(Figure collection entries)

* * * * * * *

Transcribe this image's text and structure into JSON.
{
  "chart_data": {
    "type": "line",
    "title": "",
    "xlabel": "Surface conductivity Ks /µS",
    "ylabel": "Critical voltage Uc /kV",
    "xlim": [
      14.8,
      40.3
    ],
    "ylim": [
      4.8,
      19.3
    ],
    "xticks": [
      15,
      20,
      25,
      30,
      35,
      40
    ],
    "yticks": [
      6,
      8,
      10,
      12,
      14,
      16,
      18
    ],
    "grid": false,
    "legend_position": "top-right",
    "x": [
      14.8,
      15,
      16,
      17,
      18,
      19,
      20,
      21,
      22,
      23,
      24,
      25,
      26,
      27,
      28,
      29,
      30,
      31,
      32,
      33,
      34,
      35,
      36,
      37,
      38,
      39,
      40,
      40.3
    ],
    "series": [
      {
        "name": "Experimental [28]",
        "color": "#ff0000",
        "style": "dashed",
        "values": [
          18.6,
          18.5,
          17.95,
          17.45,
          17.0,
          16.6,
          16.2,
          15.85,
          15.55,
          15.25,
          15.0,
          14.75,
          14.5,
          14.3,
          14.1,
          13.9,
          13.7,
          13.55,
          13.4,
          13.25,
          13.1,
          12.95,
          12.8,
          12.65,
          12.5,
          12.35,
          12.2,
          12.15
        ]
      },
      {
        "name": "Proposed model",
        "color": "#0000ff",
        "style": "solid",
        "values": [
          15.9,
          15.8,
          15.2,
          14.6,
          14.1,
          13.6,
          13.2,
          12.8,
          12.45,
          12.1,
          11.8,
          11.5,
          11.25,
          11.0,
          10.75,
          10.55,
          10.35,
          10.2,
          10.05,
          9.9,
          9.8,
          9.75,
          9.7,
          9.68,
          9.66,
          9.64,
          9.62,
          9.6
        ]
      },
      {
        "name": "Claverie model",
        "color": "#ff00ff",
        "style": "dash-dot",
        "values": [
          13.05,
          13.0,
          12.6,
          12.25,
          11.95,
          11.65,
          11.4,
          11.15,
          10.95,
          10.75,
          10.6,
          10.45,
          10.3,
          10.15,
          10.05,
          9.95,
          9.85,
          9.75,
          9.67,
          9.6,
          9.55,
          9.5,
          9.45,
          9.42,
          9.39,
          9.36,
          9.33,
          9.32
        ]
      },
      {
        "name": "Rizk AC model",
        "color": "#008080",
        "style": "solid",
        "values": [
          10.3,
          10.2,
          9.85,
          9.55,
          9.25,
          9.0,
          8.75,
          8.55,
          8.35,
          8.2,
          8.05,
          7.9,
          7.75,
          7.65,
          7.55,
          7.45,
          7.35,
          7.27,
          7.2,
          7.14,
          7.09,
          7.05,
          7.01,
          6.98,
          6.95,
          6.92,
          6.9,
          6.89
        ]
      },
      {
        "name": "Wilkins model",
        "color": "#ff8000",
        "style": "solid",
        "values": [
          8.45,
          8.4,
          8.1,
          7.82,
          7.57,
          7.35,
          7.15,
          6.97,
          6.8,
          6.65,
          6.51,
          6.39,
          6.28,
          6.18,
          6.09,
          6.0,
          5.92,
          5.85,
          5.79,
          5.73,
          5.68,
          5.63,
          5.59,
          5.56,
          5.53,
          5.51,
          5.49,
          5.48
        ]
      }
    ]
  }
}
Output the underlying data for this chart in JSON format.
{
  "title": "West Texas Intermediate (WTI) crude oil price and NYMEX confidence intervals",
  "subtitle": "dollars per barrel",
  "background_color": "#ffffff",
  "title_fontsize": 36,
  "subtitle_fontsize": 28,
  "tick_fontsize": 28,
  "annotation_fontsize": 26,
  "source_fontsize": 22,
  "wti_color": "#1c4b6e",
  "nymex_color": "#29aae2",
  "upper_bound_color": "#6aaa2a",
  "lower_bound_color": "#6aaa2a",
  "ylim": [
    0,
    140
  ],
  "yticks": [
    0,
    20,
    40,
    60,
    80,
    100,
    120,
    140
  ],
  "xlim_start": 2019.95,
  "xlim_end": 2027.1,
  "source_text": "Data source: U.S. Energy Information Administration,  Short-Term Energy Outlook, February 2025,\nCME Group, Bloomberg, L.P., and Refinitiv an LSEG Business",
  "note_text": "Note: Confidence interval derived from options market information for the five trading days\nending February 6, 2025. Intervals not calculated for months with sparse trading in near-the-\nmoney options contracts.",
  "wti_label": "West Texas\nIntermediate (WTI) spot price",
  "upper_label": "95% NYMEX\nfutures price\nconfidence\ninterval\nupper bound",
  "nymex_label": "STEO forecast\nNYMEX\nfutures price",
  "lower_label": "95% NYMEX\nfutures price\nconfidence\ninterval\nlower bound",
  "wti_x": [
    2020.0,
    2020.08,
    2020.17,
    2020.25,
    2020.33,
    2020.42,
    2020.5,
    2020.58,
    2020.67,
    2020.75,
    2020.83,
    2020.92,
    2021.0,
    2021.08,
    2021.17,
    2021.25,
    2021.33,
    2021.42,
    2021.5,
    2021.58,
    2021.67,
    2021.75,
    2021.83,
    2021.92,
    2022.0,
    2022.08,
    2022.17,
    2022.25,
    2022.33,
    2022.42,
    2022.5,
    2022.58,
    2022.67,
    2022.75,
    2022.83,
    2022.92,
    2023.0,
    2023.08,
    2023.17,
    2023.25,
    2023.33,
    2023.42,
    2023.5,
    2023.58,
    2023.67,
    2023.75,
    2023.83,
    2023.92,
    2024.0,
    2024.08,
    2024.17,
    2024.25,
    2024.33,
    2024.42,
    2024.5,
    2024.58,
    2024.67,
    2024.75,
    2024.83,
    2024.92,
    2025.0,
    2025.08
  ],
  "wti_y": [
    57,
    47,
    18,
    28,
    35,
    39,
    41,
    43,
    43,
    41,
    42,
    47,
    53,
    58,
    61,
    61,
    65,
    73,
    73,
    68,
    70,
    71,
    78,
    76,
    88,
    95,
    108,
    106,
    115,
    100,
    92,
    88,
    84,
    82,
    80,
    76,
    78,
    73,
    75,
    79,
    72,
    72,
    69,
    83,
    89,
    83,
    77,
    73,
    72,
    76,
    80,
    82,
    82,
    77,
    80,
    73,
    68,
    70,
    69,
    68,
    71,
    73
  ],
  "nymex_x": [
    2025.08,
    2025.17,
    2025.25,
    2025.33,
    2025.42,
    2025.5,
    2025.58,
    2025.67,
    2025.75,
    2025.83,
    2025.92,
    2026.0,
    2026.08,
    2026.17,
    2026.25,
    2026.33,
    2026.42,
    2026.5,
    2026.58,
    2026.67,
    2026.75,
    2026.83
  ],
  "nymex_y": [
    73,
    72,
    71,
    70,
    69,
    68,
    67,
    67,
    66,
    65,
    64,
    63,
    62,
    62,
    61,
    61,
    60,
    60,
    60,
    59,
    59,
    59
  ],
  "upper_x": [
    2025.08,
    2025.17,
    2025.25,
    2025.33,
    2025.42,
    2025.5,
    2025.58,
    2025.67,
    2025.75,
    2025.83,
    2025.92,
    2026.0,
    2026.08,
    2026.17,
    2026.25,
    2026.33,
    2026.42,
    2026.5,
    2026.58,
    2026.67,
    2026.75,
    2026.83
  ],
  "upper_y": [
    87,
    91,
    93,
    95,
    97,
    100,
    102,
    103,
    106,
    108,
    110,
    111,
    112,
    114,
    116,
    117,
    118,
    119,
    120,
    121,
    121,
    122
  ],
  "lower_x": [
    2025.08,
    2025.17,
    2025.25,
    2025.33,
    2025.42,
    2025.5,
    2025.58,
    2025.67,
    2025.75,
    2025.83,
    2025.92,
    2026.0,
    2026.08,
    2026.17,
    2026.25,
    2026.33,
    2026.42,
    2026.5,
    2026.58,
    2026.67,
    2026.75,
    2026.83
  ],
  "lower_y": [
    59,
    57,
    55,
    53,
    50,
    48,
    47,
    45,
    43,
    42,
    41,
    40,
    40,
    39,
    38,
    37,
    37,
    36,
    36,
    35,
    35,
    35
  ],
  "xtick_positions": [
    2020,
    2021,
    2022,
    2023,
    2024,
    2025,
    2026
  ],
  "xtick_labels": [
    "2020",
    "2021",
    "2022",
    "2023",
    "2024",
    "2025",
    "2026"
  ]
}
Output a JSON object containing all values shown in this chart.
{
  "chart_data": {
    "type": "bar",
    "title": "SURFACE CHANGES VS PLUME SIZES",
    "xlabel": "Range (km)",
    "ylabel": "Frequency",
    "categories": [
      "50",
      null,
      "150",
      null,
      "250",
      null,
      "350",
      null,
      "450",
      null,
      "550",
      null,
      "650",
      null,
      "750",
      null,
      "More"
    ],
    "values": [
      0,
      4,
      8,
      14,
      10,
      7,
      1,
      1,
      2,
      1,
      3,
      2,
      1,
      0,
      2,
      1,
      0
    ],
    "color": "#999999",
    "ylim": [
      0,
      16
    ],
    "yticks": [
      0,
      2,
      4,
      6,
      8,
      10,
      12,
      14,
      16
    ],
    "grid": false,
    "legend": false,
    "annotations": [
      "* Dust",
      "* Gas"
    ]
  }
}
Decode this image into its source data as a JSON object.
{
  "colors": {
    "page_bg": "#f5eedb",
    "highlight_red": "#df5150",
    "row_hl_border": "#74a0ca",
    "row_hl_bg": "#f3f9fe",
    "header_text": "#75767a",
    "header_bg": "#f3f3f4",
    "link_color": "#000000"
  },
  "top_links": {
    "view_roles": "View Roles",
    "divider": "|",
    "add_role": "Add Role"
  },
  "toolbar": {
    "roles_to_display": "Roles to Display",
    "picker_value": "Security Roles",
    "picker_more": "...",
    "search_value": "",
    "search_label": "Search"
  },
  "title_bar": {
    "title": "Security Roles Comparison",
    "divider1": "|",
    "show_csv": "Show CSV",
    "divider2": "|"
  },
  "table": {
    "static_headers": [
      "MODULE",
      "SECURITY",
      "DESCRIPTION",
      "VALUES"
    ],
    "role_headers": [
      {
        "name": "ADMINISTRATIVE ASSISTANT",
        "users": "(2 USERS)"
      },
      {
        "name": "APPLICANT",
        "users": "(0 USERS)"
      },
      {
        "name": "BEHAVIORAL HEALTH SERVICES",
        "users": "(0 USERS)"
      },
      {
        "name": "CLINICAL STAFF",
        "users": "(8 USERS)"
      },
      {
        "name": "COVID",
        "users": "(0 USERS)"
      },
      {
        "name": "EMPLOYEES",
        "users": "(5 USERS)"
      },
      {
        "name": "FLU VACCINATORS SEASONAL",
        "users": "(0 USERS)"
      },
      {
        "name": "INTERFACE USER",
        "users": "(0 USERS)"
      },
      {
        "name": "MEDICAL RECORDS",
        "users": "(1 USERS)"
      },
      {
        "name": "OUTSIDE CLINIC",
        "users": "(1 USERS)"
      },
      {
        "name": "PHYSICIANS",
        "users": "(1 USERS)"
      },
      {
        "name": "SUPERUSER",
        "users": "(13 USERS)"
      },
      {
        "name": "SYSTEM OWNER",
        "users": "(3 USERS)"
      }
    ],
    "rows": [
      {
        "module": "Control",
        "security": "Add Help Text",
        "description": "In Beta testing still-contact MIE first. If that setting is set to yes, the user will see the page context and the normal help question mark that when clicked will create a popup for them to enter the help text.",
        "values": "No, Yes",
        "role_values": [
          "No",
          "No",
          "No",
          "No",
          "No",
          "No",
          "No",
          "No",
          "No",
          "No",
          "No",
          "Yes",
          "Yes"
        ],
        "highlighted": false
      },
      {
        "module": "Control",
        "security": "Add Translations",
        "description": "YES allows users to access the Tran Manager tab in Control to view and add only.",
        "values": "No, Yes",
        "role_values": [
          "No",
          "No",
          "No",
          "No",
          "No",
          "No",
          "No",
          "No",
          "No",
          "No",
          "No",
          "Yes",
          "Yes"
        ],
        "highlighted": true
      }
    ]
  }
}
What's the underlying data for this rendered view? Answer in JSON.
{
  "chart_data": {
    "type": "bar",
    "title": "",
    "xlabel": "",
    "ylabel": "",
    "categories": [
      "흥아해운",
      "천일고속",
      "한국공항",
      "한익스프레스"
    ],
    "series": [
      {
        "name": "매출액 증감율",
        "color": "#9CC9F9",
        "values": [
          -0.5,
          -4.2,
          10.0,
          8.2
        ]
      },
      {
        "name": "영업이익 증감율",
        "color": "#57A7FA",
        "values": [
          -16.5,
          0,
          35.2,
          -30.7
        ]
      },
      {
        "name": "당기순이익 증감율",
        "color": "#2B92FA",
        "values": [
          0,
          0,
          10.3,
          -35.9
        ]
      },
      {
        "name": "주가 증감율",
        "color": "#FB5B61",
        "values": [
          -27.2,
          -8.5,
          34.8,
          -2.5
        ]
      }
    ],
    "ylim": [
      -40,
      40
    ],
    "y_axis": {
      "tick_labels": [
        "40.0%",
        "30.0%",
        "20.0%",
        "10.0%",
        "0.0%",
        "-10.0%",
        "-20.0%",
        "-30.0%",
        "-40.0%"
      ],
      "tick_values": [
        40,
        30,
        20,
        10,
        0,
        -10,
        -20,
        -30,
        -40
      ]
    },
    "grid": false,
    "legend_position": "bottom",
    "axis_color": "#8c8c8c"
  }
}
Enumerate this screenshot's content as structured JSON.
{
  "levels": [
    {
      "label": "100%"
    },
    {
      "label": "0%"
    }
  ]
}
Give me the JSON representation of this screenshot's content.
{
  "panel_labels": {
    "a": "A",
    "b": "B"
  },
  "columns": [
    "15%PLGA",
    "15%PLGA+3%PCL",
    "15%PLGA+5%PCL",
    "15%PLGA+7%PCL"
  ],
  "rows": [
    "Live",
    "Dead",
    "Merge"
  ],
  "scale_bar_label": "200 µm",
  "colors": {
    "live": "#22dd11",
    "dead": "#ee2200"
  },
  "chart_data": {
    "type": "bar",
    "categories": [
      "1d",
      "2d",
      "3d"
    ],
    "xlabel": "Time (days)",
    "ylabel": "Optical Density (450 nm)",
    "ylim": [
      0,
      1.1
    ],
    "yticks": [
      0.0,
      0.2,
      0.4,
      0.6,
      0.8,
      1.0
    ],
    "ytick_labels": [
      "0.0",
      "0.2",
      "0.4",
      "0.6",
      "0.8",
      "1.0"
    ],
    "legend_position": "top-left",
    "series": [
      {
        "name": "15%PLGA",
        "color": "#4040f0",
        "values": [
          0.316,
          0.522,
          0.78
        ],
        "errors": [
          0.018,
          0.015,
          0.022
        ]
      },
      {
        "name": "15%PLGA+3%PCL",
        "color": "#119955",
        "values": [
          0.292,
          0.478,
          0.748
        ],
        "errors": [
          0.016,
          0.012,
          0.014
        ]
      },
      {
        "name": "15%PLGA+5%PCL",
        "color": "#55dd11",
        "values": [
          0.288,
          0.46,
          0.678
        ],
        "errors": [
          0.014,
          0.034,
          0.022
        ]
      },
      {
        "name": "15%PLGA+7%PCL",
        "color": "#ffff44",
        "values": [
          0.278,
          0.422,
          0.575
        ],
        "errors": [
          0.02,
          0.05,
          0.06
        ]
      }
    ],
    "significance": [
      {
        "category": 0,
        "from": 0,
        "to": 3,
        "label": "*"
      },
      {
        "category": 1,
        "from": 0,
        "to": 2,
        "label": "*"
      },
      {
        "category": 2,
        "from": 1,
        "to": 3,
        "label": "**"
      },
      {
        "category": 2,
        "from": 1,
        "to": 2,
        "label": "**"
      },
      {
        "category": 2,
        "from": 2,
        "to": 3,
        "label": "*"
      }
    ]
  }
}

* * * * * * *

Find the lines holding "content" and list every one.

Enumerate this screenshot's content as structured JSON.
Give me the JSON representation of this screenshot's content.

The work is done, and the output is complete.